▶ **To do**:
Go through each line of the records below and count those with the word "xlabel". Give only the count.

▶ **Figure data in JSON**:
━━━━━━━━

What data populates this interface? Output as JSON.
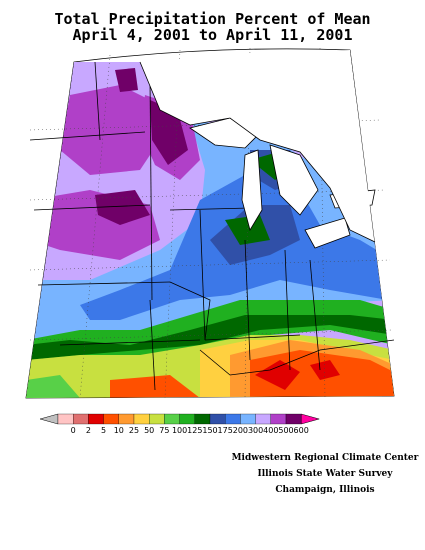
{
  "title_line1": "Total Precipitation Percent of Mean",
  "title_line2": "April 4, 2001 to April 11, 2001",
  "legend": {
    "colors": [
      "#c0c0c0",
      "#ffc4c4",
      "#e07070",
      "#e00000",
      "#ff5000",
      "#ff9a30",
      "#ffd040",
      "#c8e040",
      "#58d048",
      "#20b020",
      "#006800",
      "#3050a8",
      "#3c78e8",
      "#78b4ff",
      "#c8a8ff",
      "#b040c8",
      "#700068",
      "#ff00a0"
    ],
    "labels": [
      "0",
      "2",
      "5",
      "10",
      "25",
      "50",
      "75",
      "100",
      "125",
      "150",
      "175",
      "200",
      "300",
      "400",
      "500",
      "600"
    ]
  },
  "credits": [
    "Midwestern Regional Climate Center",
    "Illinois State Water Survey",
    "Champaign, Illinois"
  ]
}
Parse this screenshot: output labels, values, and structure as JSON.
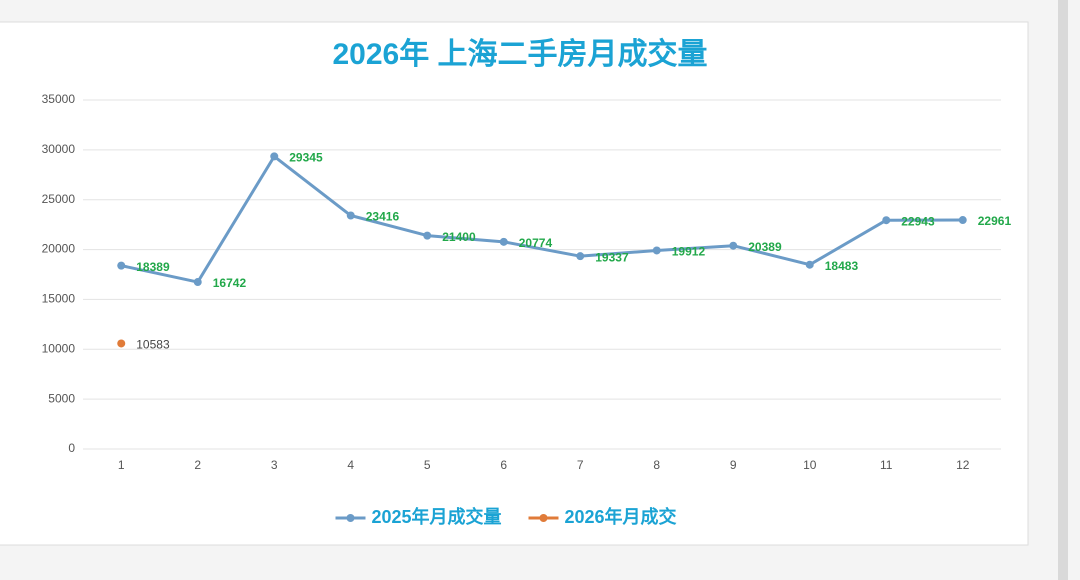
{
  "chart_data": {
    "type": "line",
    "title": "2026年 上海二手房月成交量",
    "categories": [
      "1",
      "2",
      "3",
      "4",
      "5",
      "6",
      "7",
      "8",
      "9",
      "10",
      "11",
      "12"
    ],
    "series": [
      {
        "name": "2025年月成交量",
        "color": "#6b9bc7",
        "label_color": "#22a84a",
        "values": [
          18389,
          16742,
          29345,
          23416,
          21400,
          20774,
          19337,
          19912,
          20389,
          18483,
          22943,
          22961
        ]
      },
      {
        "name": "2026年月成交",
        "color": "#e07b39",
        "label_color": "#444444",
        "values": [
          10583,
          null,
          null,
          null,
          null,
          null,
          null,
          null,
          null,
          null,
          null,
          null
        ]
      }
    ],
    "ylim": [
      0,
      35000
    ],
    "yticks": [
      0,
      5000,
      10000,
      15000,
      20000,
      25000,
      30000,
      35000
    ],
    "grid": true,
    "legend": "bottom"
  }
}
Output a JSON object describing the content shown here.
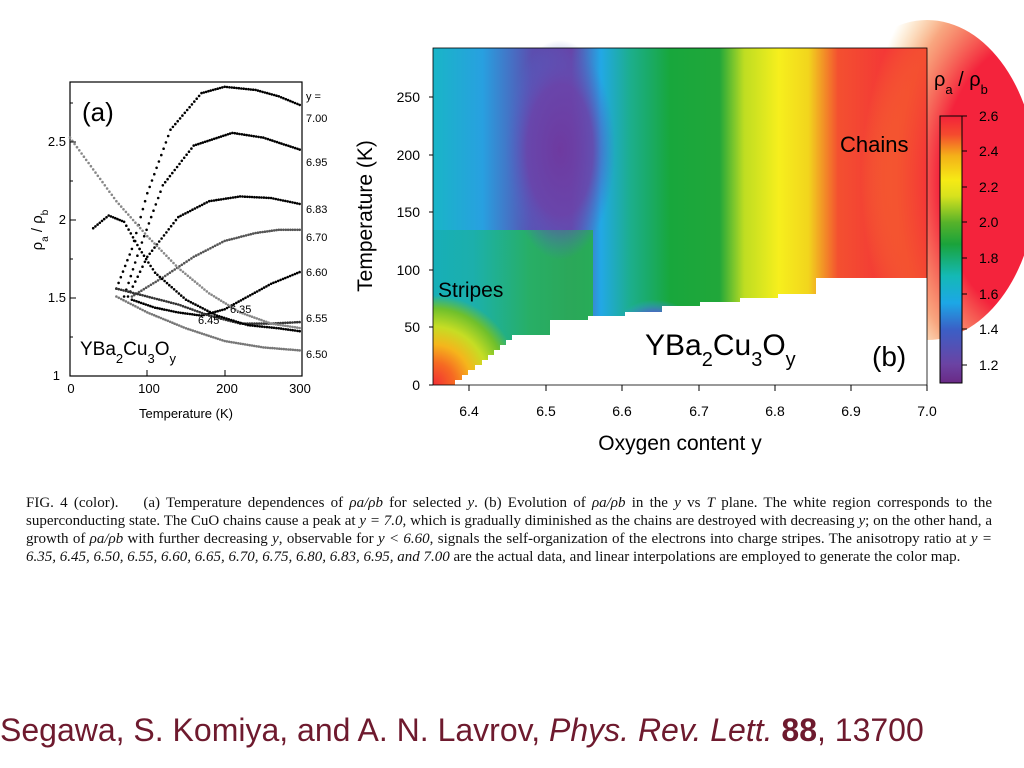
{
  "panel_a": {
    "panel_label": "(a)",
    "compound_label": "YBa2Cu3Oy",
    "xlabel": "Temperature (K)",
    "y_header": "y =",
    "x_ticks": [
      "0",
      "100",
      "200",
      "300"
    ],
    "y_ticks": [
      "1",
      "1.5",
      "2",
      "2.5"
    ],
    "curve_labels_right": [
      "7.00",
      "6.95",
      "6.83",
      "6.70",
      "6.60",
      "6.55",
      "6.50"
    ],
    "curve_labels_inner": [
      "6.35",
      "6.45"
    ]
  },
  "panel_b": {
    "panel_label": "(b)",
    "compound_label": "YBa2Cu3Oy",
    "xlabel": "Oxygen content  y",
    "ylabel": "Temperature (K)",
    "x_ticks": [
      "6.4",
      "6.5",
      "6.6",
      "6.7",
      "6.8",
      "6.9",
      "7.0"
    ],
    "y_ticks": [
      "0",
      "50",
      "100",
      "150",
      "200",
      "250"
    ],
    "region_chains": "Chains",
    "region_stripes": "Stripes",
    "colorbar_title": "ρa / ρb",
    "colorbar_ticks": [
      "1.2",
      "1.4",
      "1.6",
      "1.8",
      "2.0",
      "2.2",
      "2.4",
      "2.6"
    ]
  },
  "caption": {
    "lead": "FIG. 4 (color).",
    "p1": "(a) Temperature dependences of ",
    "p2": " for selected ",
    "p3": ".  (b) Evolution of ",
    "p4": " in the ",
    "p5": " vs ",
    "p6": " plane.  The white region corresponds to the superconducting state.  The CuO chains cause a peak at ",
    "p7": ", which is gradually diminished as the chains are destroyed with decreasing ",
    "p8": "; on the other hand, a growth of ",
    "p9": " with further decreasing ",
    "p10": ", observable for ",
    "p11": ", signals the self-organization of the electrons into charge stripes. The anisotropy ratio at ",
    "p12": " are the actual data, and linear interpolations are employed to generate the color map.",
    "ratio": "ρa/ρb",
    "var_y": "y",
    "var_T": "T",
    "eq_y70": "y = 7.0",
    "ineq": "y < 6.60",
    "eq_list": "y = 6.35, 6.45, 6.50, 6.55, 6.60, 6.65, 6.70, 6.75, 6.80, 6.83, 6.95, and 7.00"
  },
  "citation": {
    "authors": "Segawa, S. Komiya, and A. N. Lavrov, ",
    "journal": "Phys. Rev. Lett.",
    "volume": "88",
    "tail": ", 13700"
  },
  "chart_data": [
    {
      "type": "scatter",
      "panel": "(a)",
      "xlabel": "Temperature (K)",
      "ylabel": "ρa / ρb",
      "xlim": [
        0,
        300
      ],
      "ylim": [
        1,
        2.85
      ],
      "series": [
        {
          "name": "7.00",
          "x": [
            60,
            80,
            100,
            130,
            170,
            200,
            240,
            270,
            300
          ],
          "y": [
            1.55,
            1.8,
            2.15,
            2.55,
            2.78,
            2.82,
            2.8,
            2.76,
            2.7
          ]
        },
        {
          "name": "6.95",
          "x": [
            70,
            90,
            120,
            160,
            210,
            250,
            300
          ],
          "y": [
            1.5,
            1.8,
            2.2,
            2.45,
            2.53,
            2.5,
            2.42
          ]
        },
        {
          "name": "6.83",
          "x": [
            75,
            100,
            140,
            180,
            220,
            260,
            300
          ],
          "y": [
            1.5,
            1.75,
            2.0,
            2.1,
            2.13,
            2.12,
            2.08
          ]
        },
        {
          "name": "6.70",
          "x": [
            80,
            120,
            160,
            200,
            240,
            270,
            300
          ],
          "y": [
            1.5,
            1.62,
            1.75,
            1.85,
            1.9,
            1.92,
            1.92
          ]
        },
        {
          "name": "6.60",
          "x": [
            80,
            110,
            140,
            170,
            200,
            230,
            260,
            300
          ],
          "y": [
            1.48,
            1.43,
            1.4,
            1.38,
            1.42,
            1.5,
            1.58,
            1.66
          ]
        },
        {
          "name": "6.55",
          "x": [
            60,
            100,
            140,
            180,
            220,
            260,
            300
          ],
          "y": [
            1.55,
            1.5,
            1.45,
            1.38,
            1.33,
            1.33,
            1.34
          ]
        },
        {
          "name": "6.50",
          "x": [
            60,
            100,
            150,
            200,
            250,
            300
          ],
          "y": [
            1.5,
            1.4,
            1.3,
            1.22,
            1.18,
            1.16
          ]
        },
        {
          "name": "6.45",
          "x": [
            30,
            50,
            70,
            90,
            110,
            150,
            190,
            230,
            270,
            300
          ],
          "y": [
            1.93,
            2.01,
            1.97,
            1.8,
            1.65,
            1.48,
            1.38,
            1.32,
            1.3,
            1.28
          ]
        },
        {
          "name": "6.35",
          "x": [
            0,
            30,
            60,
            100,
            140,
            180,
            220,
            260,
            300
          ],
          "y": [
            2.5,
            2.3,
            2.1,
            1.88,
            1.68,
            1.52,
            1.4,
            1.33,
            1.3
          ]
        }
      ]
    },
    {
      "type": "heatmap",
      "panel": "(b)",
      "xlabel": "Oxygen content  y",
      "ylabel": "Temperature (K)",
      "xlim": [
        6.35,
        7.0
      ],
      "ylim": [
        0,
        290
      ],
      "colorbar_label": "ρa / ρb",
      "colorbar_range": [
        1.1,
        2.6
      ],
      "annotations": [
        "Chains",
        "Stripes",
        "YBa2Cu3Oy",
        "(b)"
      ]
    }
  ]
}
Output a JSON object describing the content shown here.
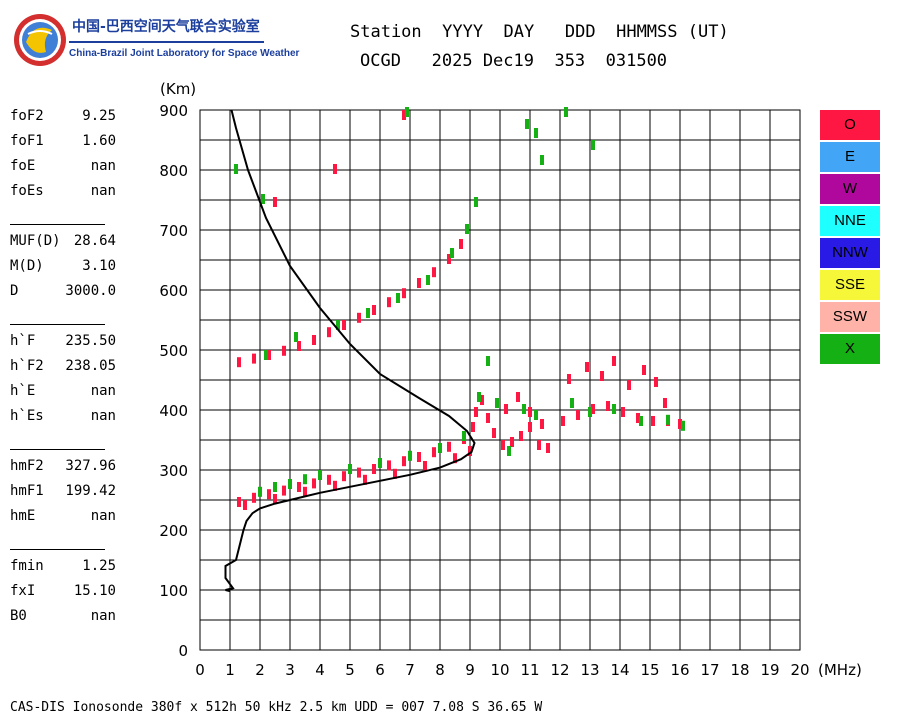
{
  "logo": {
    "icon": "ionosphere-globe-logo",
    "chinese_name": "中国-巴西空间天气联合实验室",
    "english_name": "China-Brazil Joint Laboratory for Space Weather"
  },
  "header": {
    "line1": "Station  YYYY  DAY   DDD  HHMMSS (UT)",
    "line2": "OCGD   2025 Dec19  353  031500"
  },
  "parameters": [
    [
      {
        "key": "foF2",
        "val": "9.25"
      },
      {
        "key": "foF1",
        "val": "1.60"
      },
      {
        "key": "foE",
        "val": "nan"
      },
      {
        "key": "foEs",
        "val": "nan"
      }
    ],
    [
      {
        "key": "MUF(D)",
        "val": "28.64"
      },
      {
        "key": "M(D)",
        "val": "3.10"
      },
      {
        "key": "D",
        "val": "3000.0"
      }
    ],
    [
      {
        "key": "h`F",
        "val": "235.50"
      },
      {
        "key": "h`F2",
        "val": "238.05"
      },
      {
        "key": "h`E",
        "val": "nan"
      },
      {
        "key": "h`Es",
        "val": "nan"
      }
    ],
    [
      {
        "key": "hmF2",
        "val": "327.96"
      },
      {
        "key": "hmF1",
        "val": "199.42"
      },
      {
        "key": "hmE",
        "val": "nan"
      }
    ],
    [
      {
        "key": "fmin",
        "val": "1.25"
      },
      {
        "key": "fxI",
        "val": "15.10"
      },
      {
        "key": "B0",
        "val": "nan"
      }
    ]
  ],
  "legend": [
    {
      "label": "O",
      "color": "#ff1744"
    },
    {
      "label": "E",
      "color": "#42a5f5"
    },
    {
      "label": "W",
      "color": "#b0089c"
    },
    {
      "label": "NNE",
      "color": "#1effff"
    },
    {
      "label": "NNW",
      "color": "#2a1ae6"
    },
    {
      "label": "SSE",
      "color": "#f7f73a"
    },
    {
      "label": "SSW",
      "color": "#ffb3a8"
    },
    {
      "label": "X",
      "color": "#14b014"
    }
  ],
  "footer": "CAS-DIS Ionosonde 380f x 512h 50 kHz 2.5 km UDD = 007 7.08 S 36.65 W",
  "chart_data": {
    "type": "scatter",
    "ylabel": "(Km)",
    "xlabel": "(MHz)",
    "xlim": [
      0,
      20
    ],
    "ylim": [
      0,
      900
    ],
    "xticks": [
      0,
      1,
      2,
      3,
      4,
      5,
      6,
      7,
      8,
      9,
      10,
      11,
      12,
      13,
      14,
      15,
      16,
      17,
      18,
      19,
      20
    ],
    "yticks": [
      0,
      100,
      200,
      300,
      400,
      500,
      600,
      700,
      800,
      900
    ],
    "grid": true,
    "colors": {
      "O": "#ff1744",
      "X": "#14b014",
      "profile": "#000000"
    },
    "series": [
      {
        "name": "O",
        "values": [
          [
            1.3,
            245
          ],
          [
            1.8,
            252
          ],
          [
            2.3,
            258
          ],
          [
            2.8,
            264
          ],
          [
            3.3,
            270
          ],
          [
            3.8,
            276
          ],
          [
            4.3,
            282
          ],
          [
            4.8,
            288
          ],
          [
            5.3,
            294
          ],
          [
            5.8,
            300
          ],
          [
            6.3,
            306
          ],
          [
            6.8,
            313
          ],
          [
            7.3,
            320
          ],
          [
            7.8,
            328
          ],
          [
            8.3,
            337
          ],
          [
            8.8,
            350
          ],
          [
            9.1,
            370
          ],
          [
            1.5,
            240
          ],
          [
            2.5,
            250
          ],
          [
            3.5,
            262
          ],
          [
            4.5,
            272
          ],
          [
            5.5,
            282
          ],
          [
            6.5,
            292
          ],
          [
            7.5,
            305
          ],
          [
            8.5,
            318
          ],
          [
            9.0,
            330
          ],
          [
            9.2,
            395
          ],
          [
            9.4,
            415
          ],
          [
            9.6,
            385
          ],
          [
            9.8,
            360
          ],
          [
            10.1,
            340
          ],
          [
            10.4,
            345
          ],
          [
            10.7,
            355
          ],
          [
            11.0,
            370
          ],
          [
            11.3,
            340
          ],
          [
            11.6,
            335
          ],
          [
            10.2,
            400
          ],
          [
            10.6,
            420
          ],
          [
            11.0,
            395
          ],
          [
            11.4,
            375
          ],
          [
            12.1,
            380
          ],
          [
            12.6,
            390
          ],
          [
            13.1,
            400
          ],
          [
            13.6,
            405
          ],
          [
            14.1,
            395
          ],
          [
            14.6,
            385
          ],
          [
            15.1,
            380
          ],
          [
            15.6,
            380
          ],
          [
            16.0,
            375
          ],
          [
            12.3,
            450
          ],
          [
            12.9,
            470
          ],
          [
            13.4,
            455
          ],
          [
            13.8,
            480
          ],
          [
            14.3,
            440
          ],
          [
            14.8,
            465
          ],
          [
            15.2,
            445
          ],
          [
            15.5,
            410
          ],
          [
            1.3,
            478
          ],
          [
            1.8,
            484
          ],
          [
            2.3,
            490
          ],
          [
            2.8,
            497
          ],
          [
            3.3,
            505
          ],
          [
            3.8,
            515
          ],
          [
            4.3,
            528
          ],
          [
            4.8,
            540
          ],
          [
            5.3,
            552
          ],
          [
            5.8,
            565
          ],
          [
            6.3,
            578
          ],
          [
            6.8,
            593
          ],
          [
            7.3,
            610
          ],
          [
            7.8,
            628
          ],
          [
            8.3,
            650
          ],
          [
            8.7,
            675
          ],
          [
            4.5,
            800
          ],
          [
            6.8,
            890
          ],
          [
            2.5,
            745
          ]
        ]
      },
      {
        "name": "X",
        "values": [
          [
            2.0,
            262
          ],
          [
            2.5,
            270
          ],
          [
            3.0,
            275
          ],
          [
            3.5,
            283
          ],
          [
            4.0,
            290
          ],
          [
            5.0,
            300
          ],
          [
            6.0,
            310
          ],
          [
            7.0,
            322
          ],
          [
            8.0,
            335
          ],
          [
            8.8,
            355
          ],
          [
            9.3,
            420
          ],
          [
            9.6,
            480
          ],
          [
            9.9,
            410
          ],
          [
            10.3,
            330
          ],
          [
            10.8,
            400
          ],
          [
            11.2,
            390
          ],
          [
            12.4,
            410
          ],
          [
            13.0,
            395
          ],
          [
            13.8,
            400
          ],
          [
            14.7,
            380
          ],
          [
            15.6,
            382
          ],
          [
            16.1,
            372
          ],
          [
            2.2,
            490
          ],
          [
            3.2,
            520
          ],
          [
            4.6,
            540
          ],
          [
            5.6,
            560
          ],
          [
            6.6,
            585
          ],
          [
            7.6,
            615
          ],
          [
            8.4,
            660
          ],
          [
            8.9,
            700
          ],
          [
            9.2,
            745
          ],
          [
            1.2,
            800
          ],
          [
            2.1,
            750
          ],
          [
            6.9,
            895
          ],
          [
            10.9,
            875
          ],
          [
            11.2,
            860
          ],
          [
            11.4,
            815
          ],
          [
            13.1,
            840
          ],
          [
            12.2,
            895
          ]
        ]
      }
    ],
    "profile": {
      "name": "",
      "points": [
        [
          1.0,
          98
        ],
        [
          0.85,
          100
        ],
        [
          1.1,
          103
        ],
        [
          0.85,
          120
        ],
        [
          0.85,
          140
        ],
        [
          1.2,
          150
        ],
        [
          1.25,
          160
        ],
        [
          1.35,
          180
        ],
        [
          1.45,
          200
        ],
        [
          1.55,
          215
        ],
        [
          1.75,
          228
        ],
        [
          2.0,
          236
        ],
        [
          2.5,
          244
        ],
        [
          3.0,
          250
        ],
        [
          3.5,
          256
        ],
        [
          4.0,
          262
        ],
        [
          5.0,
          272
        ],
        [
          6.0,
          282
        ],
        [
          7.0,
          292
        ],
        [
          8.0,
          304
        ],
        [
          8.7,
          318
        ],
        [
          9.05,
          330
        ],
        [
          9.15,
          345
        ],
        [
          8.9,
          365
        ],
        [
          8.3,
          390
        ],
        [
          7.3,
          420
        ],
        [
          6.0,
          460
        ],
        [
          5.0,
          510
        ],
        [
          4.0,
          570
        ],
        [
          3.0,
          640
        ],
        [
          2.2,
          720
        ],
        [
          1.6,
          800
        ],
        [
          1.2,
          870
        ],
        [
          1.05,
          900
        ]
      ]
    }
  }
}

━━━━━━━━

▶ **Full solution**:
5